[Rows from a figure dataset]
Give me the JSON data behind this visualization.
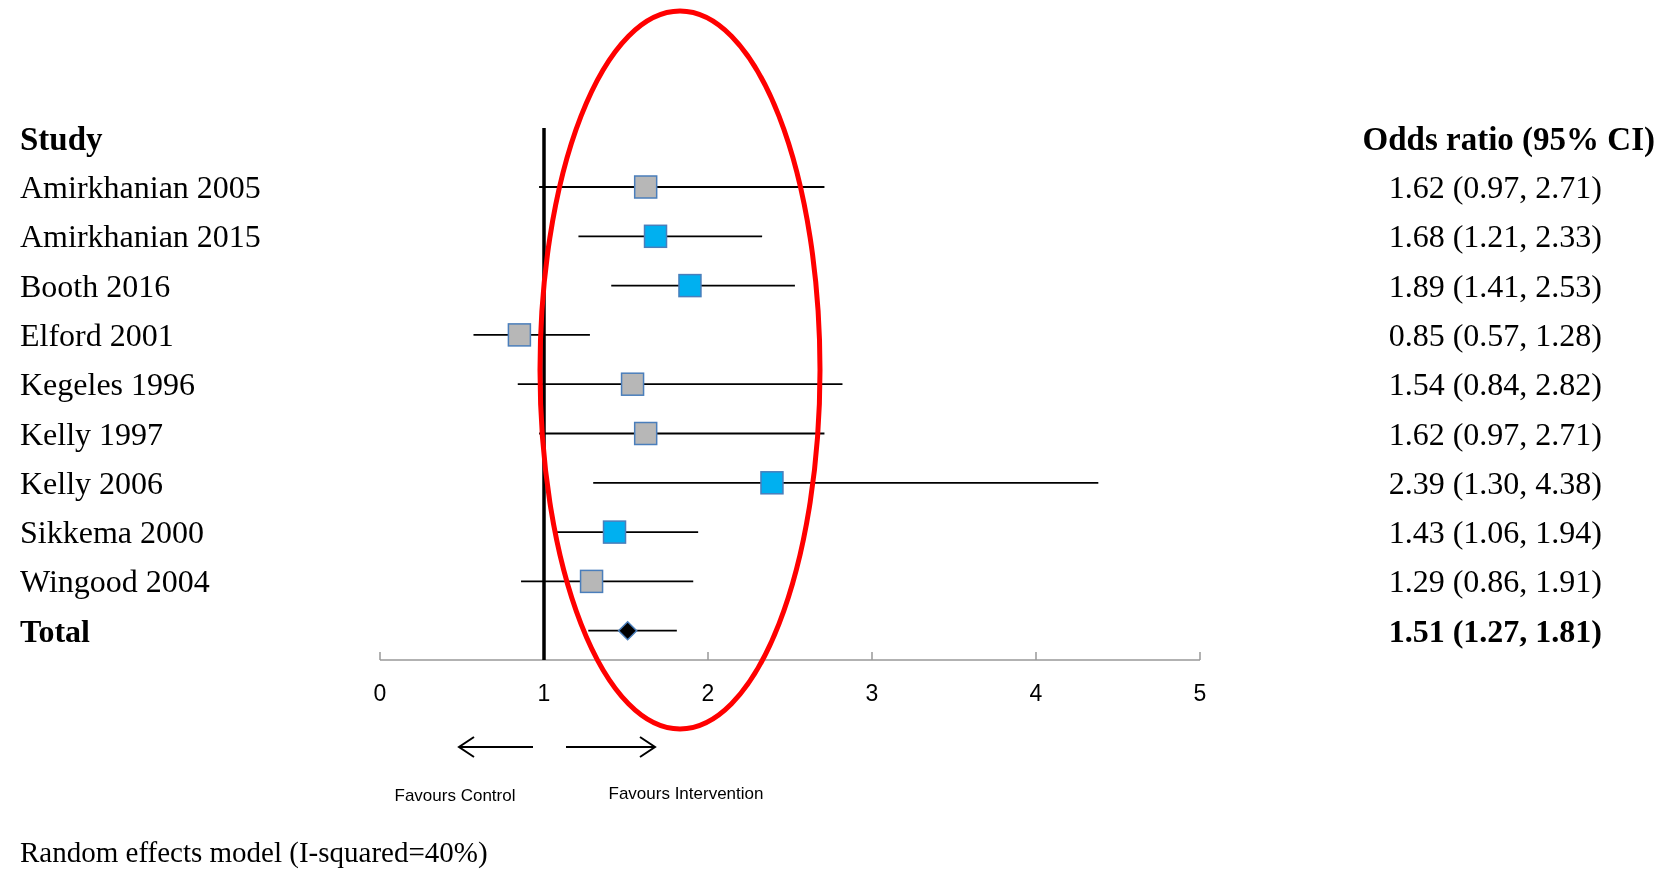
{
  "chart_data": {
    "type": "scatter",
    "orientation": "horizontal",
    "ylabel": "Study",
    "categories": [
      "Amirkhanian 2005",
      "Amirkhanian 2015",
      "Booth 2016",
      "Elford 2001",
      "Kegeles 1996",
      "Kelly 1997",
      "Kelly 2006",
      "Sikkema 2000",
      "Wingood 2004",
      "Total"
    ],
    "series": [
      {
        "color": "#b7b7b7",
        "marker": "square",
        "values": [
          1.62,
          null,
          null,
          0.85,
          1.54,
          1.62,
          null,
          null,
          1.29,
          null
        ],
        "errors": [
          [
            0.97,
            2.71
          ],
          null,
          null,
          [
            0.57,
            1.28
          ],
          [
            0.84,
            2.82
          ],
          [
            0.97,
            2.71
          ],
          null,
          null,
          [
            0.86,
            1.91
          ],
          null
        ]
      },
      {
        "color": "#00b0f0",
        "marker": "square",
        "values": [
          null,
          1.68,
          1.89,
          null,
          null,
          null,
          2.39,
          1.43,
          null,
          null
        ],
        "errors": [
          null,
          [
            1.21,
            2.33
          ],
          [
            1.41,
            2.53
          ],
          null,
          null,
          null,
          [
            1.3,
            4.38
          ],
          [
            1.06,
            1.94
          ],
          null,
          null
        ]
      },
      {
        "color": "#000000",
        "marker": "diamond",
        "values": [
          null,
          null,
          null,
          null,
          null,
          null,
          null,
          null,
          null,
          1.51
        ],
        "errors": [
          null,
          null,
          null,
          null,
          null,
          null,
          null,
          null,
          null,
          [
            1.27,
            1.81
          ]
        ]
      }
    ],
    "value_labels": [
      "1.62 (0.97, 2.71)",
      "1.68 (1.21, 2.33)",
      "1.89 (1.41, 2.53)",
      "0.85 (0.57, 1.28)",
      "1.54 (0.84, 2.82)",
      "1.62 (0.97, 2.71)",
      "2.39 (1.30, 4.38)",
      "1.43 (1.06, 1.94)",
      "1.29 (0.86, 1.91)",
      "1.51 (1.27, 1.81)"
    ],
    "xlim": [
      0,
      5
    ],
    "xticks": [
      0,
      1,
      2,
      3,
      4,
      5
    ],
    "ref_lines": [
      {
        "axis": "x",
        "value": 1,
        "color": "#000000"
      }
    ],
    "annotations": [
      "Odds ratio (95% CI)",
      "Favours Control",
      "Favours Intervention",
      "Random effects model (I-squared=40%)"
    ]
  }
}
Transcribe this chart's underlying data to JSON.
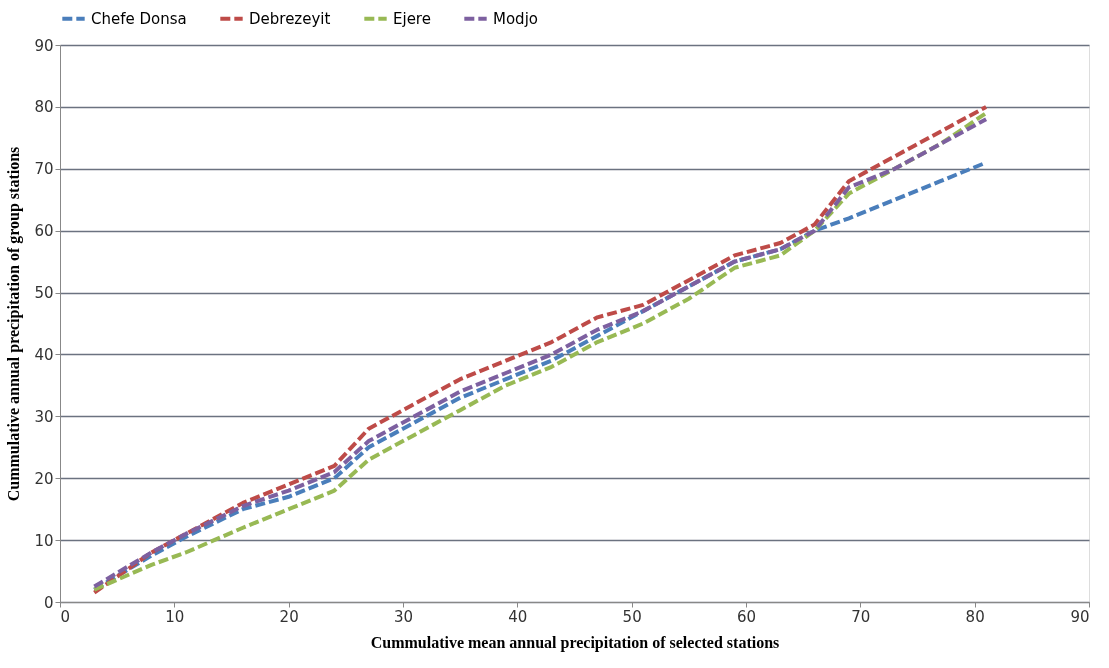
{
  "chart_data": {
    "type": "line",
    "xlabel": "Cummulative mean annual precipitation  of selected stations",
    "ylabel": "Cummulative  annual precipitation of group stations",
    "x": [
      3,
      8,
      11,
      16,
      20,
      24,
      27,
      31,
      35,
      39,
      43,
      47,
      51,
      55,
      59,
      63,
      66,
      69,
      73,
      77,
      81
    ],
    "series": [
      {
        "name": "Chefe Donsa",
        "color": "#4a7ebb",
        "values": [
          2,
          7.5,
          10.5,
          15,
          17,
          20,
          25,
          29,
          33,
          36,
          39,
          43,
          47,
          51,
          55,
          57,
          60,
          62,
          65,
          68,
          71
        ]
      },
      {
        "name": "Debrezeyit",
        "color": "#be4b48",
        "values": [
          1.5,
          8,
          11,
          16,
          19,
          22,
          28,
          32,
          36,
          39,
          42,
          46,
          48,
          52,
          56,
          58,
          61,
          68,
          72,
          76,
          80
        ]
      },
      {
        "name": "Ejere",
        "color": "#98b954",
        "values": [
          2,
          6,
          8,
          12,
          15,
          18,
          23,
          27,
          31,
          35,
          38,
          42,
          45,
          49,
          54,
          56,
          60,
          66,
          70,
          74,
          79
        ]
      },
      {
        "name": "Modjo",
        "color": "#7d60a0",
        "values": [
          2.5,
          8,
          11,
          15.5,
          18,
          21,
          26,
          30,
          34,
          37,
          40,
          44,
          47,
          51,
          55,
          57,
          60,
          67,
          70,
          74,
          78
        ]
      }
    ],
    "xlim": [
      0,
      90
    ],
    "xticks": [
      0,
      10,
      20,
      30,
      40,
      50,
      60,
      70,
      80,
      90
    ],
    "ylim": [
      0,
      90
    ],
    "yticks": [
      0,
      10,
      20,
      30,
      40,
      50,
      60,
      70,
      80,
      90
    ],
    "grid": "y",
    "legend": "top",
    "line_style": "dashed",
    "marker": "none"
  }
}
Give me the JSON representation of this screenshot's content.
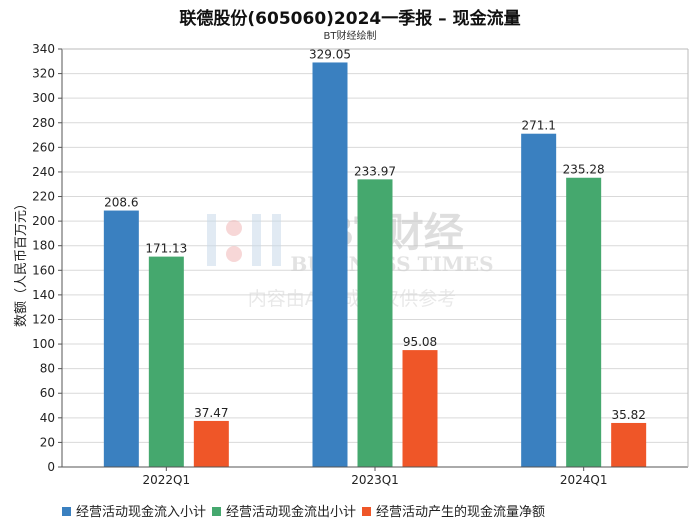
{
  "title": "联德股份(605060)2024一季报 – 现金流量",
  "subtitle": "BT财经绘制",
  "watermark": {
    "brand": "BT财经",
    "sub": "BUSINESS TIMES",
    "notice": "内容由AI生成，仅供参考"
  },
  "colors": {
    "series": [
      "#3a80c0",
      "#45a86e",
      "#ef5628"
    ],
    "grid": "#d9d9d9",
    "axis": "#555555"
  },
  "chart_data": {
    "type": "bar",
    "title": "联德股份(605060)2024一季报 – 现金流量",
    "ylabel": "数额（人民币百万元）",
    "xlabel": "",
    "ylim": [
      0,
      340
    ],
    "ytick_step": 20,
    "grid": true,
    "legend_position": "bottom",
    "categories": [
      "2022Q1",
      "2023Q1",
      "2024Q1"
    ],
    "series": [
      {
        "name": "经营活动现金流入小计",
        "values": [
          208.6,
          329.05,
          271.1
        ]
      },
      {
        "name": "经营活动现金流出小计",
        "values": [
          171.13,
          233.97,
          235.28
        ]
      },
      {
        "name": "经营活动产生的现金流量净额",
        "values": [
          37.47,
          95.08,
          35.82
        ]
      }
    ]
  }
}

**What is being asked:**
Which lines in the records above contain the string "JSON"? Copy each one.

**Finished exercise:**
Give me the JSON data behind this visualization.
Transcribe this chart's underlying data to JSON.
Give me the JSON representation of this screenshot's content.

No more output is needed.